Dataset items:
----------------

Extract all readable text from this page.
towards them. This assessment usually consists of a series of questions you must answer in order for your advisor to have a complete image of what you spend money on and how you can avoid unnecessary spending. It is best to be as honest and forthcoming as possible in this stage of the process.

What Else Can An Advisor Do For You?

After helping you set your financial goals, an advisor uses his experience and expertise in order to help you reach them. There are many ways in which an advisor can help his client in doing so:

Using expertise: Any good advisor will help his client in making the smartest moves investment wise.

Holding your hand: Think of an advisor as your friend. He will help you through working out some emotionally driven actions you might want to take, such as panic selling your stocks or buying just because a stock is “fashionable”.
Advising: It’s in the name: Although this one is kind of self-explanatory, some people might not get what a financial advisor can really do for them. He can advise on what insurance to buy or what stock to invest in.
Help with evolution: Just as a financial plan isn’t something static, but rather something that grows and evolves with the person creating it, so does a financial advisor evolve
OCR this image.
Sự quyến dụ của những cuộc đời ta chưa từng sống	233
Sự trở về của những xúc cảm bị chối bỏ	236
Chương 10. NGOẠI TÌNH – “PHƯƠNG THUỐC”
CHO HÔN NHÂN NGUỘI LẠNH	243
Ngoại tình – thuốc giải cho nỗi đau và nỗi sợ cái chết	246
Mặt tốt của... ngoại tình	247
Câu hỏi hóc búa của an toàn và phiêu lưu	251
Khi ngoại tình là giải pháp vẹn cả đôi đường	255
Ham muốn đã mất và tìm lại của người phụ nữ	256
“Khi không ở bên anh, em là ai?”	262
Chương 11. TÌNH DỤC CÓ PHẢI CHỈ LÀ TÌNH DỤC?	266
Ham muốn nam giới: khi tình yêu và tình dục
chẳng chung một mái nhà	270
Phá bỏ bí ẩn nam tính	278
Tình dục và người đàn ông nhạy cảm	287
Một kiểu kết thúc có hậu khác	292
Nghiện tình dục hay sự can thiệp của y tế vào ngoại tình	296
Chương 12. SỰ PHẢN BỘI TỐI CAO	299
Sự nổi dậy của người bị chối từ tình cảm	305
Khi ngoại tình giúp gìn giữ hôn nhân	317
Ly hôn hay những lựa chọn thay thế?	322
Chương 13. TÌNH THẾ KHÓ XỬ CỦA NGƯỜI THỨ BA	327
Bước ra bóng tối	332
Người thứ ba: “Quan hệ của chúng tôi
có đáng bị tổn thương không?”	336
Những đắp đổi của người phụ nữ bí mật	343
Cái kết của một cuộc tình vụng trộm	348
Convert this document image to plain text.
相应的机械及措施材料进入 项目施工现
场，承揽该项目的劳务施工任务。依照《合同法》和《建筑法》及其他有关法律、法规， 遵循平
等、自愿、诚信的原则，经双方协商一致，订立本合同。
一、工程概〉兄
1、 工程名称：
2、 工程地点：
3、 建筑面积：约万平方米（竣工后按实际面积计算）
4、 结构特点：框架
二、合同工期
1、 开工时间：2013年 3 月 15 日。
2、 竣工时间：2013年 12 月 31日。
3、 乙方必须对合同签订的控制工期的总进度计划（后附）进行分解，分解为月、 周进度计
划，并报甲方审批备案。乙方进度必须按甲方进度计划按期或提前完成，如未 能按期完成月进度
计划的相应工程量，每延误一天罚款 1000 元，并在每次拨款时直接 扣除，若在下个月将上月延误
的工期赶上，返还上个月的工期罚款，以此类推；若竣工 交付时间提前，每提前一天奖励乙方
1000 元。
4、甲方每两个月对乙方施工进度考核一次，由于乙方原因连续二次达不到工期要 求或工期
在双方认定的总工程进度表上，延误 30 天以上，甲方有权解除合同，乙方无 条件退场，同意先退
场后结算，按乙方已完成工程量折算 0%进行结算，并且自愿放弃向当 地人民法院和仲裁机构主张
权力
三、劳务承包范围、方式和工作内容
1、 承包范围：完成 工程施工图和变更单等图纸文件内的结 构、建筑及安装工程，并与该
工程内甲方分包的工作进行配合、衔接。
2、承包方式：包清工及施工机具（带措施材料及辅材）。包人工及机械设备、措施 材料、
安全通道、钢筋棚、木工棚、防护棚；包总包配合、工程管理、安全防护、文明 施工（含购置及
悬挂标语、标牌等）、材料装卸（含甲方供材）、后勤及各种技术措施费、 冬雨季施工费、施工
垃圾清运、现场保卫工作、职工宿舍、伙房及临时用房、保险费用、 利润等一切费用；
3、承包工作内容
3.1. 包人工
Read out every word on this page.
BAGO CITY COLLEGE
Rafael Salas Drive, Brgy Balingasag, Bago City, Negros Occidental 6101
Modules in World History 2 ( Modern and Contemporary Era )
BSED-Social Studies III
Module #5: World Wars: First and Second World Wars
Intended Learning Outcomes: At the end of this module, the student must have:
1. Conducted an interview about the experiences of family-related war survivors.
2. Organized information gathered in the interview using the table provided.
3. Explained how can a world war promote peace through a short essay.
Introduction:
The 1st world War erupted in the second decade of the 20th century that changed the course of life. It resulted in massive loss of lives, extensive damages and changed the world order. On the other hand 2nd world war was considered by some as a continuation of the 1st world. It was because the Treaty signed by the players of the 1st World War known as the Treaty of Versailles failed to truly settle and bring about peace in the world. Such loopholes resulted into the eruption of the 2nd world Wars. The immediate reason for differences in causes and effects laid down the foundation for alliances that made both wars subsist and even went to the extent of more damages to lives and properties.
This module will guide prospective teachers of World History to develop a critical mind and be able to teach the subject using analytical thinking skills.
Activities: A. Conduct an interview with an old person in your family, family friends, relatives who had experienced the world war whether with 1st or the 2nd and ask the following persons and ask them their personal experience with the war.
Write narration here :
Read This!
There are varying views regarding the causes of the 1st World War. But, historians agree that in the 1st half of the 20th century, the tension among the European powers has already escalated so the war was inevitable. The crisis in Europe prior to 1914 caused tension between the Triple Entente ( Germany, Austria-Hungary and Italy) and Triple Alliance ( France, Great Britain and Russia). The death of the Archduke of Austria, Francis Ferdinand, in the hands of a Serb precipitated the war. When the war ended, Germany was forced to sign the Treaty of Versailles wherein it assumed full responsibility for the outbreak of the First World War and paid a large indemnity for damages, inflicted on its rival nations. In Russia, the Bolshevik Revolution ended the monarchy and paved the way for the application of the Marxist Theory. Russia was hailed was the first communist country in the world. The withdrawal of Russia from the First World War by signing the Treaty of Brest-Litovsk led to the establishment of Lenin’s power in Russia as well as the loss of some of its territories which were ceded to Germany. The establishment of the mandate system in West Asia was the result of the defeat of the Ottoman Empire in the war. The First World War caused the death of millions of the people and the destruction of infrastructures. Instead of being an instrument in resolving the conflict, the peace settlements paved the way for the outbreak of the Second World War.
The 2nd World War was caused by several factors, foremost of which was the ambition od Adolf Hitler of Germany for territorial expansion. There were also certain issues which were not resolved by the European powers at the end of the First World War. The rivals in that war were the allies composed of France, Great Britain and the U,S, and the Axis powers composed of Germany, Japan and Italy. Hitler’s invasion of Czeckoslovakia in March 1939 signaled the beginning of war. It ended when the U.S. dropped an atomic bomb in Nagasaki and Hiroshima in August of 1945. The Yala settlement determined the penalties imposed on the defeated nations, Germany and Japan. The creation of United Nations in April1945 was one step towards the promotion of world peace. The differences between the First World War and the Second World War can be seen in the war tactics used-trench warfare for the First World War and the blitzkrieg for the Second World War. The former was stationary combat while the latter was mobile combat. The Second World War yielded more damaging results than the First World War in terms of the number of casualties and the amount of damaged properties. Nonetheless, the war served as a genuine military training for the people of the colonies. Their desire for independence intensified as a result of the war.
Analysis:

----------------

Take the entries above and transcribe them exactly.

Extract all readable text from this page.
towards them. This assessment usually consists of a series of questions you must answer in order for your advisor to have a complete image of what you spend money on and how you can avoid unnecessary spending. It is best to be as honest and forthcoming as possible in this stage of the process.

What Else Can An Advisor Do For You?

After helping you set your financial goals, an advisor uses his experience and expertise in order to help you reach them. There are many ways in which an advisor can help his client in doing so:

Using expertise: Any good advisor will help his client in making the smartest moves investment wise.

Holding your hand: Think of an advisor as your friend. He will help you through working out some emotionally driven actions you might want to take, such as panic selling your stocks or buying just because a stock is “fashionable”.
Advising: It’s in the name: Although this one is kind of self-explanatory, some people might not get what a financial advisor can really do for them. He can advise on what insurance to buy or what stock to invest in.
Help with evolution: Just as a financial plan isn’t something static, but rather something that grows and evolves with the person creating it, so does a financial advisor evolve
OCR this image.
Sự quyến dụ của những cuộc đời ta chưa từng sống	233
Sự trở về của những xúc cảm bị chối bỏ	236
Chương 10. NGOẠI TÌNH – “PHƯƠNG THUỐC”
CHO HÔN NHÂN NGUỘI LẠNH	243
Ngoại tình – thuốc giải cho nỗi đau và nỗi sợ cái chết	246
Mặt tốt của... ngoại tình	247
Câu hỏi hóc búa của an toàn và phiêu lưu	251
Khi ngoại tình là giải pháp vẹn cả đôi đường	255
Ham muốn đã mất và tìm lại của người phụ nữ	256
“Khi không ở bên anh, em là ai?”	262
Chương 11. TÌNH DỤC CÓ PHẢI CHỈ LÀ TÌNH DỤC?	266
Ham muốn nam giới: khi tình yêu và tình dục
chẳng chung một mái nhà	270
Phá bỏ bí ẩn nam tính	278
Tình dục và người đàn ông nhạy cảm	287
Một kiểu kết thúc có hậu khác	292
Nghiện tình dục hay sự can thiệp của y tế vào ngoại tình	296
Chương 12. SỰ PHẢN BỘI TỐI CAO	299
Sự nổi dậy của người bị chối từ tình cảm	305
Khi ngoại tình giúp gìn giữ hôn nhân	317
Ly hôn hay những lựa chọn thay thế?	322
Chương 13. TÌNH THẾ KHÓ XỬ CỦA NGƯỜI THỨ BA	327
Bước ra bóng tối	332
Người thứ ba: “Quan hệ của chúng tôi
có đáng bị tổn thương không?”	336
Những đắp đổi của người phụ nữ bí mật	343
Cái kết của một cuộc tình vụng trộm	348
Convert this document image to plain text.
相应的机械及措施材料进入 项目施工现
场，承揽该项目的劳务施工任务。依照《合同法》和《建筑法》及其他有关法律、法规， 遵循平
等、自愿、诚信的原则，经双方协商一致，订立本合同。
一、工程概〉兄
1、 工程名称：
2、 工程地点：
3、 建筑面积：约万平方米（竣工后按实际面积计算）
4、 结构特点：框架
二、合同工期
1、 开工时间：2013年 3 月 15 日。
2、 竣工时间：2013年 12 月 31日。
3、 乙方必须对合同签订的控制工期的总进度计划（后附）进行分解，分解为月、 周进度计
划，并报甲方审批备案。乙方进度必须按甲方进度计划按期或提前完成，如未 能按期完成月进度
计划的相应工程量，每延误一天罚款 1000 元，并在每次拨款时直接 扣除，若在下个月将上月延误
的工期赶上，返还上个月的工期罚款，以此类推；若竣工 交付时间提前，每提前一天奖励乙方
1000 元。
4、甲方每两个月对乙方施工进度考核一次，由于乙方原因连续二次达不到工期要 求或工期
在双方认定的总工程进度表上，延误 30 天以上，甲方有权解除合同，乙方无 条件退场，同意先退
场后结算，按乙方已完成工程量折算 0%进行结算，并且自愿放弃向当 地人民法院和仲裁机构主张
权力
三、劳务承包范围、方式和工作内容
1、 承包范围：完成 工程施工图和变更单等图纸文件内的结 构、建筑及安装工程，并与该
工程内甲方分包的工作进行配合、衔接。
2、承包方式：包清工及施工机具（带措施材料及辅材）。包人工及机械设备、措施 材料、
安全通道、钢筋棚、木工棚、防护棚；包总包配合、工程管理、安全防护、文明 施工（含购置及
悬挂标语、标牌等）、材料装卸（含甲方供材）、后勤及各种技术措施费、 冬雨季施工费、施工
垃圾清运、现场保卫工作、职工宿舍、伙房及临时用房、保险费用、 利润等一切费用；
3、承包工作内容
3.1. 包人工
Read out every word on this page.
BAGO CITY COLLEGE
Rafael Salas Drive, Brgy Balingasag, Bago City, Negros Occidental 6101
Modules in World History 2 ( Modern and Contemporary Era )
BSED-Social Studies III
Module #5: World Wars: First and Second World Wars
Intended Learning Outcomes: At the end of this module, the student must have:
1. Conducted an interview about the experiences of family-related war survivors.
2. Organized information gathered in the interview using the table provided.
3. Explained how can a world war promote peace through a short essay.
Introduction:
The 1st world War erupted in the second decade of the 20th century that changed the course of life. It resulted in massive loss of lives, extensive damages and changed the world order. On the other hand 2nd world war was considered by some as a continuation of the 1st world. It was because the Treaty signed by the players of the 1st World War known as the Treaty of Versailles failed to truly settle and bring about peace in the world. Such loopholes resulted into the eruption of the 2nd world Wars. The immediate reason for differences in causes and effects laid down the foundation for alliances that made both wars subsist and even went to the extent of more damages to lives and properties.
This module will guide prospective teachers of World History to develop a critical mind and be able to teach the subject using analytical thinking skills.
Activities: A. Conduct an interview with an old person in your family, family friends, relatives who had experienced the world war whether with 1st or the 2nd and ask the following persons and ask them their personal experience with the war.
Write narration here :
Read This!
There are varying views regarding the causes of the 1st World War. But, historians agree that in the 1st half of the 20th century, the tension among the European powers has already escalated so the war was inevitable. The crisis in Europe prior to 1914 caused tension between the Triple Entente ( Germany, Austria-Hungary and Italy) and Triple Alliance ( France, Great Britain and Russia). The death of the Archduke of Austria, Francis Ferdinand, in the hands of a Serb precipitated the war. When the war ended, Germany was forced to sign the Treaty of Versailles wherein it assumed full responsibility for the outbreak of the First World War and paid a large indemnity for damages, inflicted on its rival nations. In Russia, the Bolshevik Revolution ended the monarchy and paved the way for the application of the Marxist Theory. Russia was hailed was the first communist country in the world. The withdrawal of Russia from the First World War by signing the Treaty of Brest-Litovsk led to the establishment of Lenin’s power in Russia as well as the loss of some of its territories which were ceded to Germany. The establishment of the mandate system in West Asia was the result of the defeat of the Ottoman Empire in the war. The First World War caused the death of millions of the people and the destruction of infrastructures. Instead of being an instrument in resolving the conflict, the peace settlements paved the way for the outbreak of the Second World War.
The 2nd World War was caused by several factors, foremost of which was the ambition od Adolf Hitler of Germany for territorial expansion. There were also certain issues which were not resolved by the European powers at the end of the First World War. The rivals in that war were the allies composed of France, Great Britain and the U,S, and the Axis powers composed of Germany, Japan and Italy. Hitler’s invasion of Czeckoslovakia in March 1939 signaled the beginning of war. It ended when the U.S. dropped an atomic bomb in Nagasaki and Hiroshima in August of 1945. The Yala settlement determined the penalties imposed on the defeated nations, Germany and Japan. The creation of United Nations in April1945 was one step towards the promotion of world peace. The differences between the First World War and the Second World War can be seen in the war tactics used-trench warfare for the First World War and the blitzkrieg for the Second World War. The former was stationary combat while the latter was mobile combat. The Second World War yielded more damaging results than the First World War in terms of the number of casualties and the amount of damaged properties. Nonetheless, the war served as a genuine military training for the people of the colonies. Their desire for independence intensified as a result of the war.
Analysis:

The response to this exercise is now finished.